— BEGIN RECORD EXCERPTS —

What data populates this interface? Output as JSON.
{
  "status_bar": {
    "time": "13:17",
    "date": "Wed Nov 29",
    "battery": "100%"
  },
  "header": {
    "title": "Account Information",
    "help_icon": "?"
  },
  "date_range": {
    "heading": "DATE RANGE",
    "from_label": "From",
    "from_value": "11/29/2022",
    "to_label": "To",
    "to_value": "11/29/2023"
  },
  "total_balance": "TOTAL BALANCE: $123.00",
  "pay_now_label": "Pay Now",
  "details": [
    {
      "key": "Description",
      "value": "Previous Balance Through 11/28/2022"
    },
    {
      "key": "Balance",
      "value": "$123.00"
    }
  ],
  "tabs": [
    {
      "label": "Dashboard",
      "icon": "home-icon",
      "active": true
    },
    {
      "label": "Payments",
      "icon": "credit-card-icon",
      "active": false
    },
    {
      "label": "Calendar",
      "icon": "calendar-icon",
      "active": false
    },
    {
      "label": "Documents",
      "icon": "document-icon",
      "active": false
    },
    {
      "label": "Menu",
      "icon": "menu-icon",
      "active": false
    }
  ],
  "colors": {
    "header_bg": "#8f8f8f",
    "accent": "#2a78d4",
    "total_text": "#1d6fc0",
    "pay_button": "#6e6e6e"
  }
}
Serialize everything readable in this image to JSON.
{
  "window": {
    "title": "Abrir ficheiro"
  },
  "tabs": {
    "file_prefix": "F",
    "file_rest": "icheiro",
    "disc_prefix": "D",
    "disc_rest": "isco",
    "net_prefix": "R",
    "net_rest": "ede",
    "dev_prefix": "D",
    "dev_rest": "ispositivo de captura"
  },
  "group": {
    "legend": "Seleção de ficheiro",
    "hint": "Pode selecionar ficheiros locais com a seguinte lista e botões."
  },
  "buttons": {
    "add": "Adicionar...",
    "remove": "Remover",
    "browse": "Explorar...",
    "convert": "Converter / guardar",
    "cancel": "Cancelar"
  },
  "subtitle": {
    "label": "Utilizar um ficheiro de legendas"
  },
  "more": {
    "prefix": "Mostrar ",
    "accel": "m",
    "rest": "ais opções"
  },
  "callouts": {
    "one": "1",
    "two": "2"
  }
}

— END RECORD EXCERPTS —

EXERCISE TASK
Repeat all entries. Match them exactly.

SOLUTION FOR THIS EXERCISE
What data populates this interface? Output as JSON.
{
  "status_bar": {
    "time": "13:17",
    "date": "Wed Nov 29",
    "battery": "100%"
  },
  "header": {
    "title": "Account Information",
    "help_icon": "?"
  },
  "date_range": {
    "heading": "DATE RANGE",
    "from_label": "From",
    "from_value": "11/29/2022",
    "to_label": "To",
    "to_value": "11/29/2023"
  },
  "total_balance": "TOTAL BALANCE: $123.00",
  "pay_now_label": "Pay Now",
  "details": [
    {
      "key": "Description",
      "value": "Previous Balance Through 11/28/2022"
    },
    {
      "key": "Balance",
      "value": "$123.00"
    }
  ],
  "tabs": [
    {
      "label": "Dashboard",
      "icon": "home-icon",
      "active": true
    },
    {
      "label": "Payments",
      "icon": "credit-card-icon",
      "active": false
    },
    {
      "label": "Calendar",
      "icon": "calendar-icon",
      "active": false
    },
    {
      "label": "Documents",
      "icon": "document-icon",
      "active": false
    },
    {
      "label": "Menu",
      "icon": "menu-icon",
      "active": false
    }
  ],
  "colors": {
    "header_bg": "#8f8f8f",
    "accent": "#2a78d4",
    "total_text": "#1d6fc0",
    "pay_button": "#6e6e6e"
  }
}
Serialize everything readable in this image to JSON.
{
  "window": {
    "title": "Abrir ficheiro"
  },
  "tabs": {
    "file_prefix": "F",
    "file_rest": "icheiro",
    "disc_prefix": "D",
    "disc_rest": "isco",
    "net_prefix": "R",
    "net_rest": "ede",
    "dev_prefix": "D",
    "dev_rest": "ispositivo de captura"
  },
  "group": {
    "legend": "Seleção de ficheiro",
    "hint": "Pode selecionar ficheiros locais com a seguinte lista e botões."
  },
  "buttons": {
    "add": "Adicionar...",
    "remove": "Remover",
    "browse": "Explorar...",
    "convert": "Converter / guardar",
    "cancel": "Cancelar"
  },
  "subtitle": {
    "label": "Utilizar um ficheiro de legendas"
  },
  "more": {
    "prefix": "Mostrar ",
    "accel": "m",
    "rest": "ais opções"
  },
  "callouts": {
    "one": "1",
    "two": "2"
  }
}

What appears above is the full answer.